**SHORT EXERCISE 1**
Check each statement against the post about a spiritual journey. Answer yes or no, and quote the exact words of the post that settle it. (a) The writer's family went to church during the writer's childhood. (b) The writer started looking for a spiritual path around the late teens. (c) The writer first came across Wicca in a printed book.
**SHORT EXERCISE 2**
Reproduce the post about a spiritual journey from "Those movies and" to "do some research.".

**PASSAGE GIVEN**
My Spiritual Journey and Devotion to La Santa Muerte

 

    

    For as long as I can remember I have always felt a strong fascination with all things related to magic and witches. We see it everywhere in our pop culture media, especially during Halloween. Sure there were some movies that only had surface level stuff and obvious cheap tricks in regard to the story that was being told. I mean even as kids we know that it’s impossible to have lightning bolts come out from your hands to attack someone! What did it for me were those few stories that took a more realistic approach to magic and even spirituality that made my heart flutter with wonder.

    Those movies and stories I will discuss in another post as there are a couple that I would like to analyze individually. But I will say that I began looking for a spiritual path around my late teens. For most of my childhood my family were lapse Christians and we never went to church or did much to celebrate any events except  for Christmas, which was still from a secular point of view. Yet, as I mentioned in a previous post, Halloween is the only holiday I actually try to celebrate. My love for the strange and unusual led me to do some research. 

    From that research I eventually stumbled across the term, Wicca. Finding this path online was absolute bliss! It is amazing to know that there are practices that honor nature and the magic of life and death from a non-Judeo Christian perspective. I never had anything against the Christian faith and coming from a Latino household, it’s something that is everywhere in your life. But for some reason it never stuck with me.

**COLLECTED DATA**
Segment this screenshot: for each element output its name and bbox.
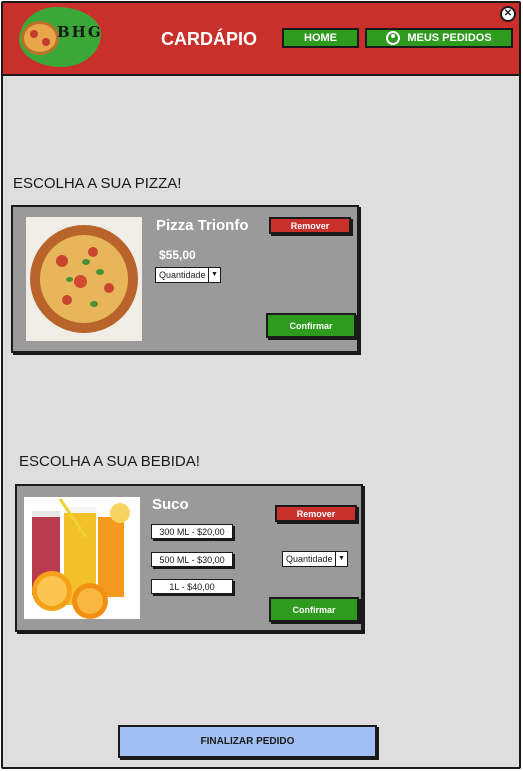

**COMPLETE RESPONSE 1**
(a) No: "we never went to church"
(b) Yes: "I began looking for a spiritual path around my late teens"
(c) No: "Finding this path online was absolute bliss!"

**COMPLETE RESPONSE 2**
Those movies and stories I will discuss in another post as there are a couple that I would like to analyze individually. But I will say that I began looking for a spiritual path around my late teens. For most of my childhood my family were lapse Christians and we never went to church or did much to celebrate any events except  for Christmas, which was still from a secular point of view. Yet, as I mentioned in a previous post, Halloween is the only holiday I actually try to celebrate. My love for the strange and unusual led me to do some research.